▸ **Task instructions**: Find the line containing "Read out every word on this page." in the entries; transcribe it and all remaining lines through the end, exactly as they appear, but not the pictures.

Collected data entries
===============
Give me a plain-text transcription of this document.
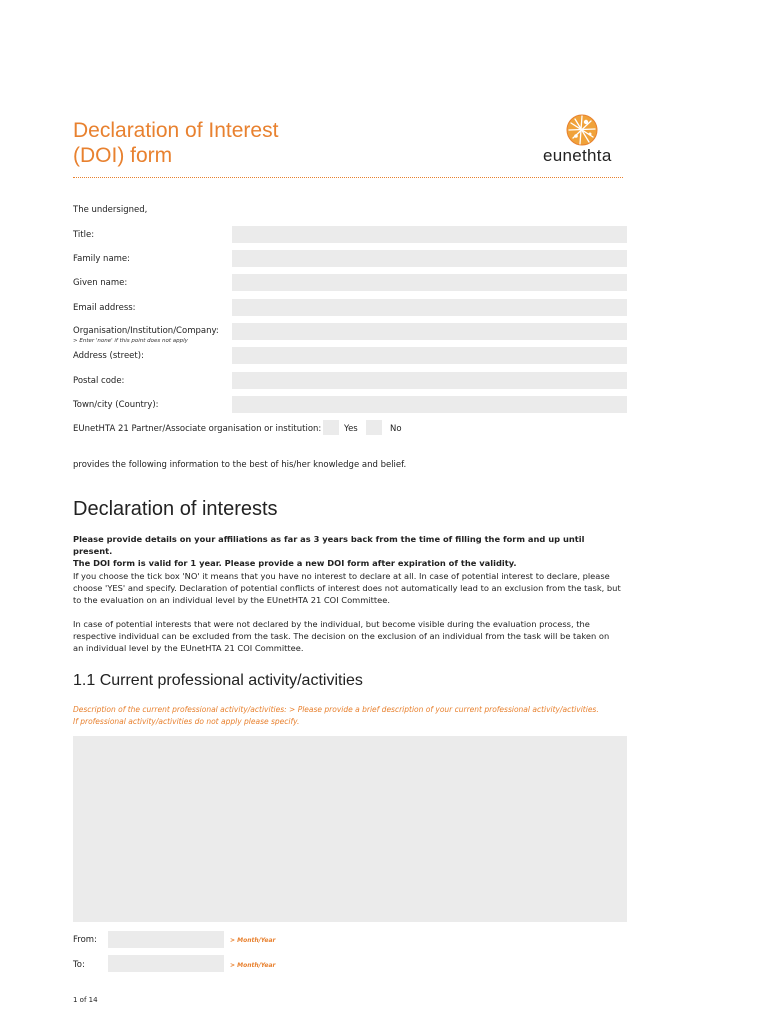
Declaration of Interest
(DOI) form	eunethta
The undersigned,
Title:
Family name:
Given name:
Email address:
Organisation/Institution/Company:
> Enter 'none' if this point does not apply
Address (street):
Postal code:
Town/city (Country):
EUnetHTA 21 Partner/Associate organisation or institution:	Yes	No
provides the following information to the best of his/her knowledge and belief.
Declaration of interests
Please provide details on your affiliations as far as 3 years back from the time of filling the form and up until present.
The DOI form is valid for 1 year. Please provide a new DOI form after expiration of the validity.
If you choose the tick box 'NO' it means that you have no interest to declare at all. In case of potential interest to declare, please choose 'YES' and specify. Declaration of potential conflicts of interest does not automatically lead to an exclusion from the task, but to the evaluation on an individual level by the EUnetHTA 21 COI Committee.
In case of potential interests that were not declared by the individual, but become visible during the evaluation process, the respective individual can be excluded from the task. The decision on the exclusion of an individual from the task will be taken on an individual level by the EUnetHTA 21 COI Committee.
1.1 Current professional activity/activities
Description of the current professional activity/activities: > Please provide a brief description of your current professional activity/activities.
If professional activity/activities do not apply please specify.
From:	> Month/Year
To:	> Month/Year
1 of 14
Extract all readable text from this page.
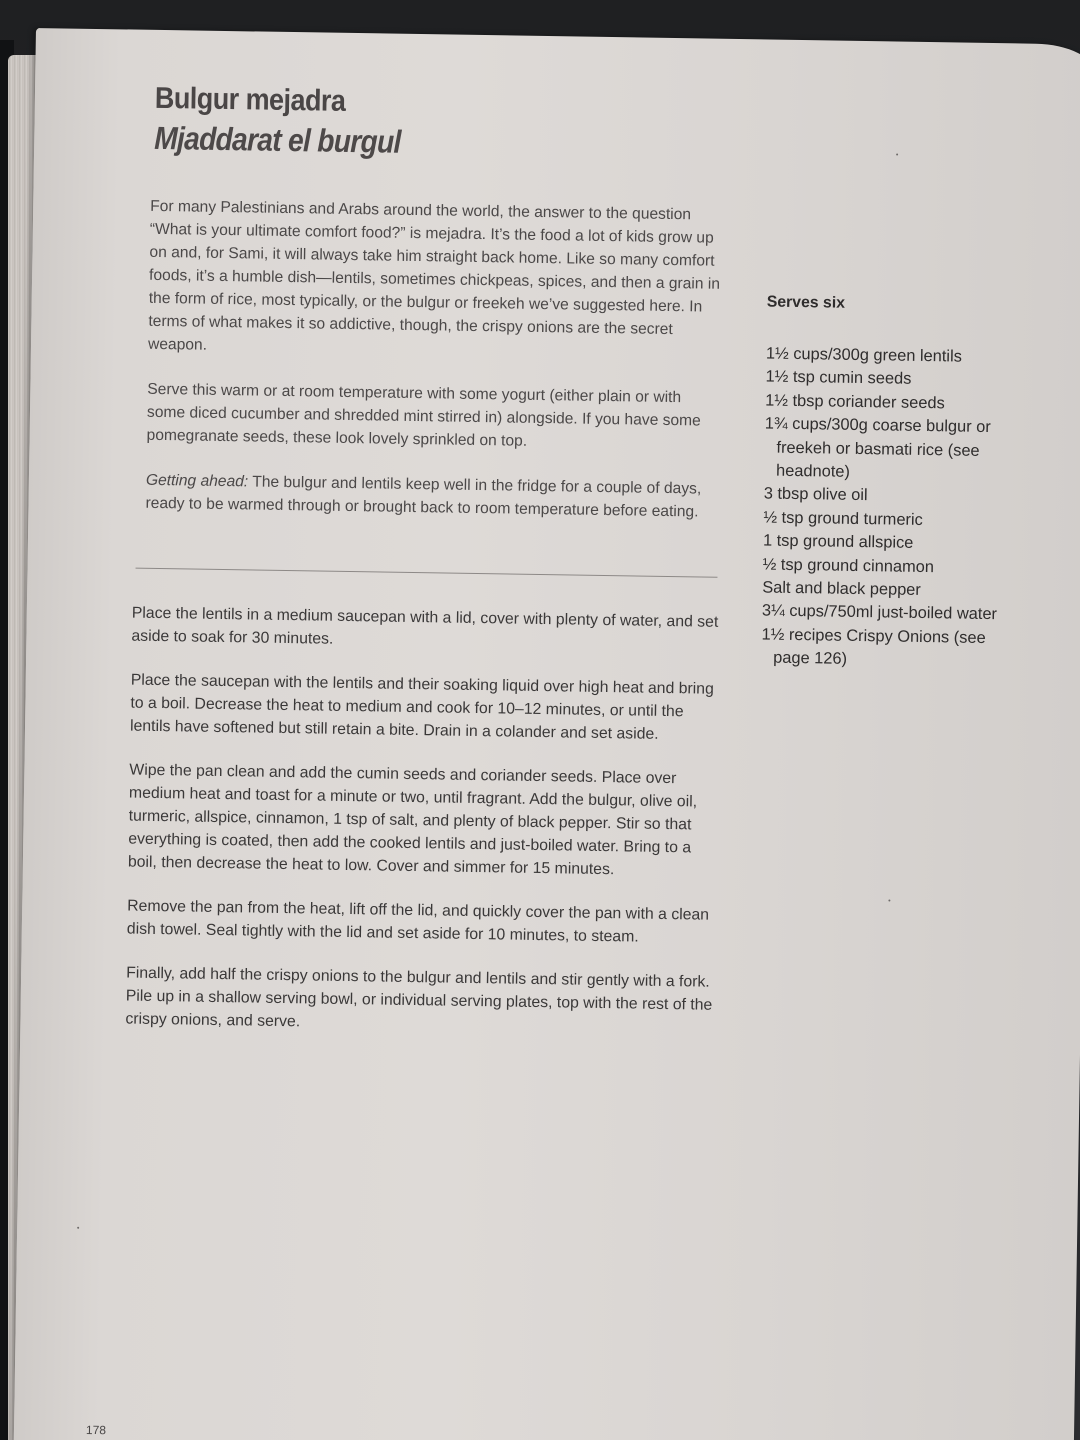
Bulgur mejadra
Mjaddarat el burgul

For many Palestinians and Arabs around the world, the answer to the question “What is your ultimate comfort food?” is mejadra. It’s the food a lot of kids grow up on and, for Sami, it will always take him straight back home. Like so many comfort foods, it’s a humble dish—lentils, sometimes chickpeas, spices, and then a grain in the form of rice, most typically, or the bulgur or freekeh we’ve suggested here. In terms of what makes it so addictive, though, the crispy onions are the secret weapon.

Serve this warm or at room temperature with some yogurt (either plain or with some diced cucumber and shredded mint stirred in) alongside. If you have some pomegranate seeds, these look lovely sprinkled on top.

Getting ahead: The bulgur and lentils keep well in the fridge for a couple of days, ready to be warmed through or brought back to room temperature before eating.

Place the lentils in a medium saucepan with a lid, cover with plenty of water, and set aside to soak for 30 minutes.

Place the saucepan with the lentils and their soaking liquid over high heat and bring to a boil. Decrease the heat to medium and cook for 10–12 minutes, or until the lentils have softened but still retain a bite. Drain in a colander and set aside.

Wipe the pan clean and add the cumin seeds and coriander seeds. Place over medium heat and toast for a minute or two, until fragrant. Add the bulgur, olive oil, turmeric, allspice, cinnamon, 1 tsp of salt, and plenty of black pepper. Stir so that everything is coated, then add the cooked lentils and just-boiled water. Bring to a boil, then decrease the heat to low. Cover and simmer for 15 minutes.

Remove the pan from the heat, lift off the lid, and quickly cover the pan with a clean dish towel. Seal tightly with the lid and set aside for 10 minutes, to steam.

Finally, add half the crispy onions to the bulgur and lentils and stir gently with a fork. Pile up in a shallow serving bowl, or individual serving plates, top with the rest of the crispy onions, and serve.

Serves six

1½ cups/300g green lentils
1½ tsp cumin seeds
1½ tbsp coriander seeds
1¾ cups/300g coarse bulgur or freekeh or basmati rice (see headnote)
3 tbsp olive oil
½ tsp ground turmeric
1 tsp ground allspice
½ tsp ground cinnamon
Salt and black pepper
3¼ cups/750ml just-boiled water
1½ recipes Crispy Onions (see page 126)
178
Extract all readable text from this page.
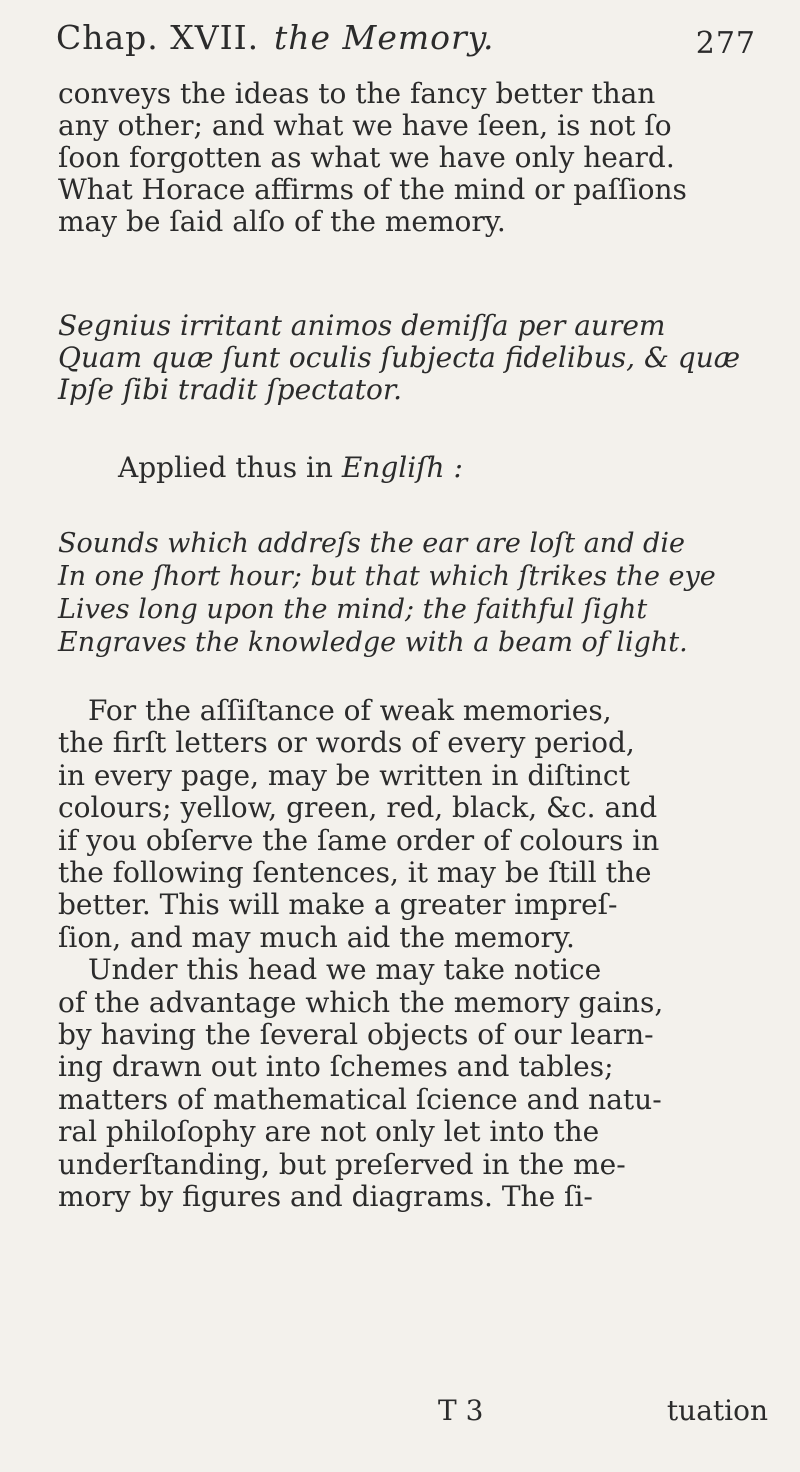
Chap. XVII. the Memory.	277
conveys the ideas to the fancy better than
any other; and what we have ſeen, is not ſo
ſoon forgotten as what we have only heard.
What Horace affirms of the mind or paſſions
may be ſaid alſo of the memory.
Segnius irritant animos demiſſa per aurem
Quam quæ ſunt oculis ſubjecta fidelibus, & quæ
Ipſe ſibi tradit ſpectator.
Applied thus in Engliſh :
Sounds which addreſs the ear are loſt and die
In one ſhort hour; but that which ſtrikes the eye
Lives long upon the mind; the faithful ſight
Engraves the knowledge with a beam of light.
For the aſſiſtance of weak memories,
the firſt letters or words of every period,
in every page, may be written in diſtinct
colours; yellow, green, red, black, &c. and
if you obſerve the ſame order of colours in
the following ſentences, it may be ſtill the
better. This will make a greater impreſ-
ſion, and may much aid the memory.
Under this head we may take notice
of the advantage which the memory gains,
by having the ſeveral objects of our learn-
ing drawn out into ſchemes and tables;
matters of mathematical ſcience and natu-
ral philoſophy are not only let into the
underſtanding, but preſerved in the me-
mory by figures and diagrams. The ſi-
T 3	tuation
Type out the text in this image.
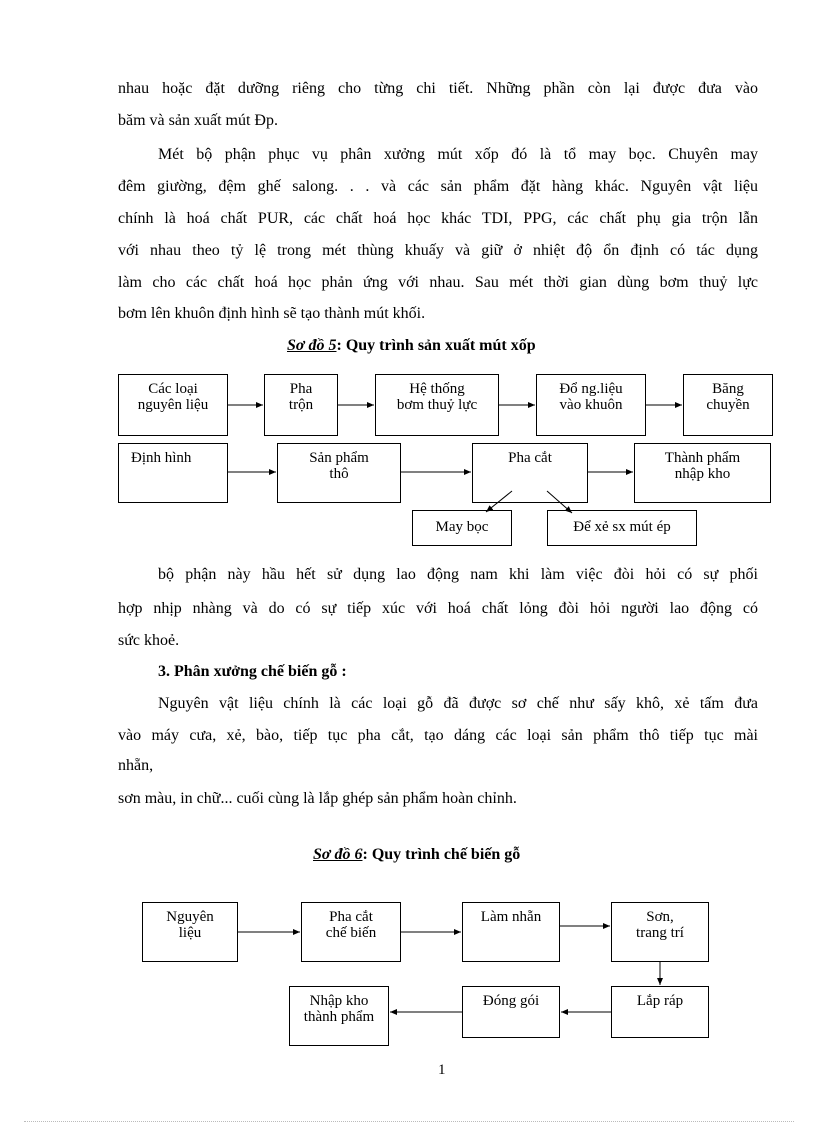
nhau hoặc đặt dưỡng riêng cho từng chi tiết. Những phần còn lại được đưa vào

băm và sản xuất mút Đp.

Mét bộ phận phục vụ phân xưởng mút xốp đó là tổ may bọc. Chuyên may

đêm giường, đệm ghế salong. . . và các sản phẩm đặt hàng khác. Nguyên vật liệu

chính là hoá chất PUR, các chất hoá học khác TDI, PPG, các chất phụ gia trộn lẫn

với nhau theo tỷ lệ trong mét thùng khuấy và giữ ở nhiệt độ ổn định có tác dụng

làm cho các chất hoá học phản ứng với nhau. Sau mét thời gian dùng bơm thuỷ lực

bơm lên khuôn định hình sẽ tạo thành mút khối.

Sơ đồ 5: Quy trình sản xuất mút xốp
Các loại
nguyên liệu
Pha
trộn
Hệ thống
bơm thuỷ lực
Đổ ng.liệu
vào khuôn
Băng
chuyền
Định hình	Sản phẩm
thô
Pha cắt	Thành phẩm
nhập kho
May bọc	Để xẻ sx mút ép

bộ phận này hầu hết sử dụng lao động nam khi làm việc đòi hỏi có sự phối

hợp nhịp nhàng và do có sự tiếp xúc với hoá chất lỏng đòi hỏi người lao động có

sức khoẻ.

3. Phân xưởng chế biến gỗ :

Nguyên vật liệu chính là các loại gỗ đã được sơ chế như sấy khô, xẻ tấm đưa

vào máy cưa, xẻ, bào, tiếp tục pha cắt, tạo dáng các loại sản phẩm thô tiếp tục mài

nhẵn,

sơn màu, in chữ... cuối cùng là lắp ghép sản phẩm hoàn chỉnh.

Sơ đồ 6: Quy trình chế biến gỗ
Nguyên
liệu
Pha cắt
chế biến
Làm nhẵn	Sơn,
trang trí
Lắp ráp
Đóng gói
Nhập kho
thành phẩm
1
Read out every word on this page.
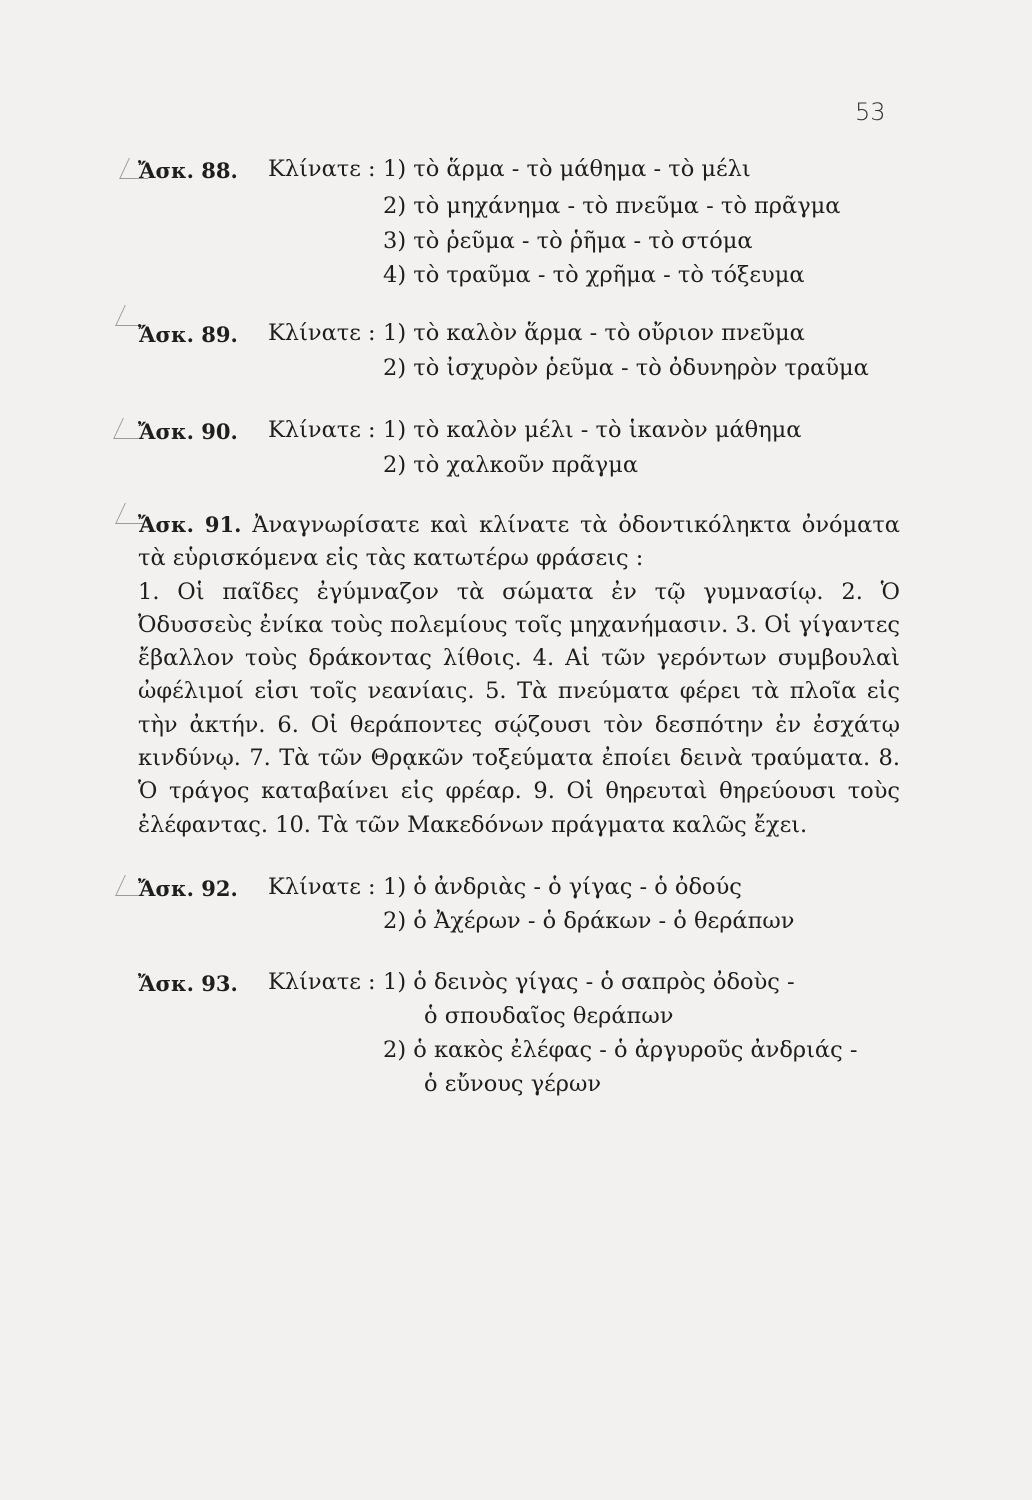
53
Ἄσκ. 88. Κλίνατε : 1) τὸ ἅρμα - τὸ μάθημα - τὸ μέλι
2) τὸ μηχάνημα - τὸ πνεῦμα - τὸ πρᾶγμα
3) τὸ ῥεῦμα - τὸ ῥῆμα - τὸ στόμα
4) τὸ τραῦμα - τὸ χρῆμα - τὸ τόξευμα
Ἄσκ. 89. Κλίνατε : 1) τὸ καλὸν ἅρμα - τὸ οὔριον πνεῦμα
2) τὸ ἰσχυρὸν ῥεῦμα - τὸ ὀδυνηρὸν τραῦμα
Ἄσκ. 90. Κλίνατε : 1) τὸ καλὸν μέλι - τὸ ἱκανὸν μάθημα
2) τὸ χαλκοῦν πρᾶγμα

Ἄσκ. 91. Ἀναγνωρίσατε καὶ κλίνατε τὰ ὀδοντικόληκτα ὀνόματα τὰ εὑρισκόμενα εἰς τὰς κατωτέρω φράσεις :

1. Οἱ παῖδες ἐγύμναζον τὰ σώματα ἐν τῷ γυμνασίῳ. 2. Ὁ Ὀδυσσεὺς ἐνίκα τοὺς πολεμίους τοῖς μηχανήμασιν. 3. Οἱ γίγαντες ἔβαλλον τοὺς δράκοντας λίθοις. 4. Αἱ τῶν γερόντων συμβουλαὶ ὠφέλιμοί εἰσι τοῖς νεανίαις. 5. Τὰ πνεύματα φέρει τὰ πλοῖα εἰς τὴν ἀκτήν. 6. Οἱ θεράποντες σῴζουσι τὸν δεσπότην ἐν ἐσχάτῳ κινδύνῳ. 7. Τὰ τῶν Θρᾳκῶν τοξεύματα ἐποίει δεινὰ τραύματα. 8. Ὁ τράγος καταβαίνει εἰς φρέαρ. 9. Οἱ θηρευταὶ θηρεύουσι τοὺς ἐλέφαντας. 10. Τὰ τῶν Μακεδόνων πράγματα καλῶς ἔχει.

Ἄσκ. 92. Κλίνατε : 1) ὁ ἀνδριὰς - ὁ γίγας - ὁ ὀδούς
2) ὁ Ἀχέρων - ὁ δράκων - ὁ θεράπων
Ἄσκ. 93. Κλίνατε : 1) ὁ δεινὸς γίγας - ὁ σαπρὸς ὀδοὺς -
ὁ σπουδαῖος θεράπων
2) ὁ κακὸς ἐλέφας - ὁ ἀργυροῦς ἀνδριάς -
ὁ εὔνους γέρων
===============
▸ **Response below**:
Read out every word on this page.
53
Ἄσκ. 88. Κλίνατε : 1) τὸ ἅρμα - τὸ μάθημα - τὸ μέλι
2) τὸ μηχάνημα - τὸ πνεῦμα - τὸ πρᾶγμα
3) τὸ ῥεῦμα - τὸ ῥῆμα - τὸ στόμα
4) τὸ τραῦμα - τὸ χρῆμα - τὸ τόξευμα
Ἄσκ. 89. Κλίνατε : 1) τὸ καλὸν ἅρμα - τὸ οὔριον πνεῦμα
2) τὸ ἰσχυρὸν ῥεῦμα - τὸ ὀδυνηρὸν τραῦμα
Ἄσκ. 90. Κλίνατε : 1) τὸ καλὸν μέλι - τὸ ἱκανὸν μάθημα
2) τὸ χαλκοῦν πρᾶγμα

Ἄσκ. 91. Ἀναγνωρίσατε καὶ κλίνατε τὰ ὀδοντικόληκτα ὀνόματα τὰ εὑρισκόμενα εἰς τὰς κατωτέρω φράσεις :

1. Οἱ παῖδες ἐγύμναζον τὰ σώματα ἐν τῷ γυμνασίῳ. 2. Ὁ Ὀδυσσεὺς ἐνίκα τοὺς πολεμίους τοῖς μηχανήμασιν. 3. Οἱ γίγαντες ἔβαλλον τοὺς δράκοντας λίθοις. 4. Αἱ τῶν γερόντων συμβουλαὶ ὠφέλιμοί εἰσι τοῖς νεανίαις. 5. Τὰ πνεύματα φέρει τὰ πλοῖα εἰς τὴν ἀκτήν. 6. Οἱ θεράποντες σῴζουσι τὸν δεσπότην ἐν ἐσχάτῳ κινδύνῳ. 7. Τὰ τῶν Θρᾳκῶν τοξεύματα ἐποίει δεινὰ τραύματα. 8. Ὁ τράγος καταβαίνει εἰς φρέαρ. 9. Οἱ θηρευταὶ θηρεύουσι τοὺς ἐλέφαντας. 10. Τὰ τῶν Μακεδόνων πράγματα καλῶς ἔχει.

Ἄσκ. 92. Κλίνατε : 1) ὁ ἀνδριὰς - ὁ γίγας - ὁ ὀδούς
2) ὁ Ἀχέρων - ὁ δράκων - ὁ θεράπων
Ἄσκ. 93. Κλίνατε : 1) ὁ δεινὸς γίγας - ὁ σαπρὸς ὀδοὺς -
ὁ σπουδαῖος θεράπων
2) ὁ κακὸς ἐλέφας - ὁ ἀργυροῦς ἀνδριάς -
ὁ εὔνους γέρων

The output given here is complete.